**The request**
Using the records below, please work out how many lines contain "未来数周"; answer with the number alone.

**Items**
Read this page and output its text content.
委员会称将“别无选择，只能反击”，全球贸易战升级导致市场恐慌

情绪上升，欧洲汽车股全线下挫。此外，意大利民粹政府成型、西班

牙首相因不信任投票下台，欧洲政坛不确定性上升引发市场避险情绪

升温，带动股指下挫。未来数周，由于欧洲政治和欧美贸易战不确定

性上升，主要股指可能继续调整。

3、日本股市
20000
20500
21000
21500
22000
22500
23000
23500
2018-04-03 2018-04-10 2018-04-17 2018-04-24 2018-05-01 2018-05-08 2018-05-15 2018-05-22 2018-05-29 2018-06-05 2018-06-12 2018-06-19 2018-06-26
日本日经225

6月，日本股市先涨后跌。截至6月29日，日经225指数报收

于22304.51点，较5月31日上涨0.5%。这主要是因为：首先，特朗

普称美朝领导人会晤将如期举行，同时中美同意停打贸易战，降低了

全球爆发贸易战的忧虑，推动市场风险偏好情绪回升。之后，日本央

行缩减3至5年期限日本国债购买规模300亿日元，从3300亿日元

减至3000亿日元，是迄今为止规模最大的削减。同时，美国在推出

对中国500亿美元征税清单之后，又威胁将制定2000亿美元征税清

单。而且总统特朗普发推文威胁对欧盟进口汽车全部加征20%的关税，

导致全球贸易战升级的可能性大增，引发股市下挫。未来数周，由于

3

**Exercise result**
2